Your goal:
Provide only the number of lines where "variables" occurs.

━━━━━ Information given ━━━━━

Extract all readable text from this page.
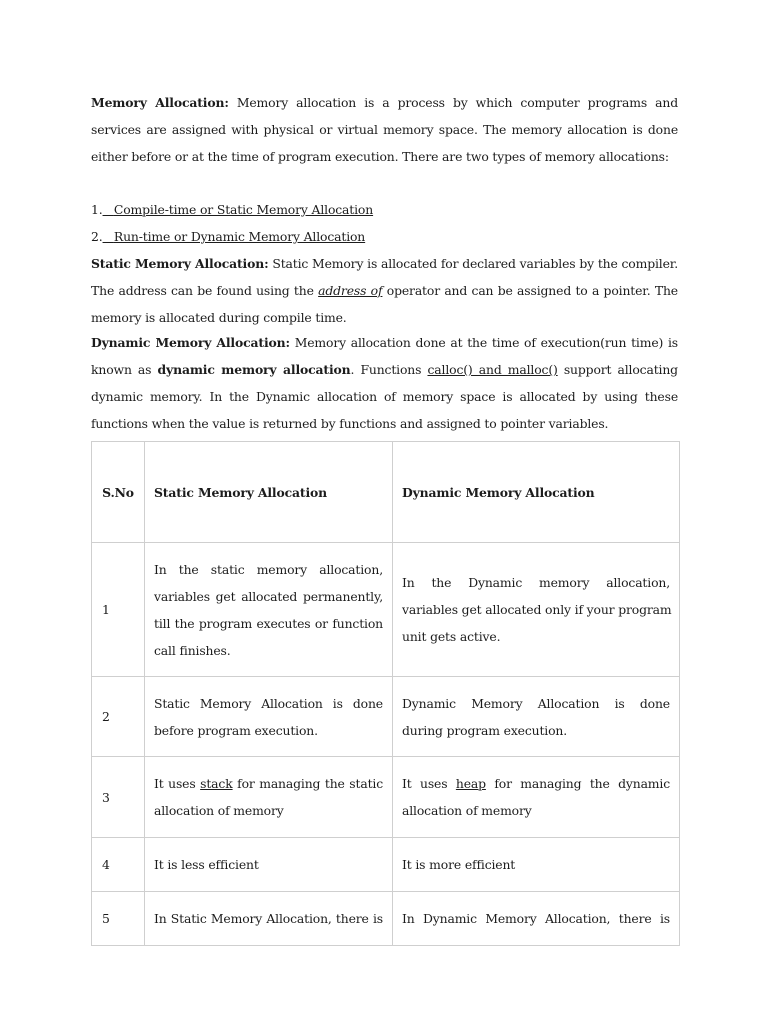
Memory Allocation: Memory allocation is a process by which computer programs and
services are assigned with physical or virtual memory space. The memory allocation is done
either before or at the time of program execution. There are two types of memory allocations:

1. Compile-time or Static Memory Allocation
2. Run-time or Dynamic Memory Allocation

Static Memory Allocation: Static Memory is allocated for declared variables by the compiler.
The address can be found using the address of operator and can be assigned to a pointer. The
memory is allocated during compile time.

Dynamic Memory Allocation: Memory allocation done at the time of execution(run time) is
known as dynamic memory allocation. Functions calloc() and malloc() support allocating
dynamic memory. In the Dynamic allocation of memory space is allocated by using these
functions when the value is returned by functions and assigned to pointer variables.

S.No	Static Memory Allocation	Dynamic Memory Allocation
1	In the static memory allocation,
variables get allocated permanently,
till the program executes or function
call finishes.	In the Dynamic memory allocation,
variables get allocated only if your program
unit gets active.

2	Static Memory Allocation is done
before program execution.	Dynamic Memory Allocation is done
during program execution.

3	It uses stack for managing the static
allocation of memory	It uses heap for managing the dynamic
allocation of memory

4	It is less efficient	It is more efficient

5	In Static Memory Allocation, there is	In Dynamic Memory Allocation, there is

━━━━━

Result:
4